**Coordinate annotation listing:**
* BEGIN *

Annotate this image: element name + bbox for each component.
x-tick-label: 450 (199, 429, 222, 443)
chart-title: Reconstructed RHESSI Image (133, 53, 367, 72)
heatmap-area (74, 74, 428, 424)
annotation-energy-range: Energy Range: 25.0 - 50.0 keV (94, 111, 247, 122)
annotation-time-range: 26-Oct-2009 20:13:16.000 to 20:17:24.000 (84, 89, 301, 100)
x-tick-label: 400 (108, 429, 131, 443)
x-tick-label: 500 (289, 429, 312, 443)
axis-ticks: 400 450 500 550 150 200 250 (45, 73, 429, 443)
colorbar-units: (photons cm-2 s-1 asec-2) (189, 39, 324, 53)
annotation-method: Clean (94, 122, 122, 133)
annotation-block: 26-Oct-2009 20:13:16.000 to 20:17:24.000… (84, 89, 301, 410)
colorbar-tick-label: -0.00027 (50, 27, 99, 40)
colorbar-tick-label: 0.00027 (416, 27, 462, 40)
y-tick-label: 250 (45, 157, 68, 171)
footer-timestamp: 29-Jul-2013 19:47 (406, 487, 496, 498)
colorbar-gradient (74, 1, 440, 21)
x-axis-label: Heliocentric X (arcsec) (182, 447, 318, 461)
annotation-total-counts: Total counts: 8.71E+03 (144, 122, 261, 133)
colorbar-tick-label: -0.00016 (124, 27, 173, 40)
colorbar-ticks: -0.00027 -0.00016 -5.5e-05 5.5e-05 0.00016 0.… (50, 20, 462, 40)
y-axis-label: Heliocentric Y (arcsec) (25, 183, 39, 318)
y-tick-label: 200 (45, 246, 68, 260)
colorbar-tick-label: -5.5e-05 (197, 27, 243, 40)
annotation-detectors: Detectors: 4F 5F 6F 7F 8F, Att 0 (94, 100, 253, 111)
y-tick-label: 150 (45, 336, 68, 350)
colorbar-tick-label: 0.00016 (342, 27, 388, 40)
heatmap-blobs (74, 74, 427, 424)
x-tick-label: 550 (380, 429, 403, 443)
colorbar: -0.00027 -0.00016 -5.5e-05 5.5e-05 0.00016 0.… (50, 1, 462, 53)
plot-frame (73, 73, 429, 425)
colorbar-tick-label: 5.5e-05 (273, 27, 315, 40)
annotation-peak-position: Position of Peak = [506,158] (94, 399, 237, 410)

* END *

**Set exercise:** Copy out every line of the listing above exactly as it stands, with no changes.

**Response to this task:**
Annotate this image: element name + bbox for each component.
x-tick-label: 450 (199, 429, 222, 443)
chart-title: Reconstructed RHESSI Image (133, 53, 367, 72)
heatmap-area (74, 74, 428, 424)
annotation-energy-range: Energy Range: 25.0 - 50.0 keV (94, 111, 247, 122)
annotation-time-range: 26-Oct-2009 20:13:16.000 to 20:17:24.000 (84, 89, 301, 100)
x-tick-label: 400 (108, 429, 131, 443)
x-tick-label: 500 (289, 429, 312, 443)
axis-ticks: 400 450 500 550 150 200 250 (45, 73, 429, 443)
colorbar-units: (photons cm-2 s-1 asec-2) (189, 39, 324, 53)
annotation-method: Clean (94, 122, 122, 133)
annotation-block: 26-Oct-2009 20:13:16.000 to 20:17:24.000… (84, 89, 301, 410)
colorbar-tick-label: -0.00027 (50, 27, 99, 40)
colorbar-tick-label: 0.00027 (416, 27, 462, 40)
y-tick-label: 250 (45, 157, 68, 171)
footer-timestamp: 29-Jul-2013 19:47 (406, 487, 496, 498)
colorbar-gradient (74, 1, 440, 21)
x-axis-label: Heliocentric X (arcsec) (182, 447, 318, 461)
annotation-total-counts: Total counts: 8.71E+03 (144, 122, 261, 133)
colorbar-tick-label: -0.00016 (124, 27, 173, 40)
colorbar-ticks: -0.00027 -0.00016 -5.5e-05 5.5e-05 0.00016 0.… (50, 20, 462, 40)
y-axis-label: Heliocentric Y (arcsec) (25, 183, 39, 318)
y-tick-label: 200 (45, 246, 68, 260)
colorbar-tick-label: -5.5e-05 (197, 27, 243, 40)
annotation-detectors: Detectors: 4F 5F 6F 7F 8F, Att 0 (94, 100, 253, 111)
y-tick-label: 150 (45, 336, 68, 350)
colorbar-tick-label: 0.00016 (342, 27, 388, 40)
heatmap-blobs (74, 74, 427, 424)
x-tick-label: 550 (380, 429, 403, 443)
colorbar: -0.00027 -0.00016 -5.5e-05 5.5e-05 0.00016 0.… (50, 1, 462, 53)
plot-frame (73, 73, 429, 425)
colorbar-tick-label: 5.5e-05 (273, 27, 315, 40)
annotation-peak-position: Position of Peak = [506,158] (94, 399, 237, 410)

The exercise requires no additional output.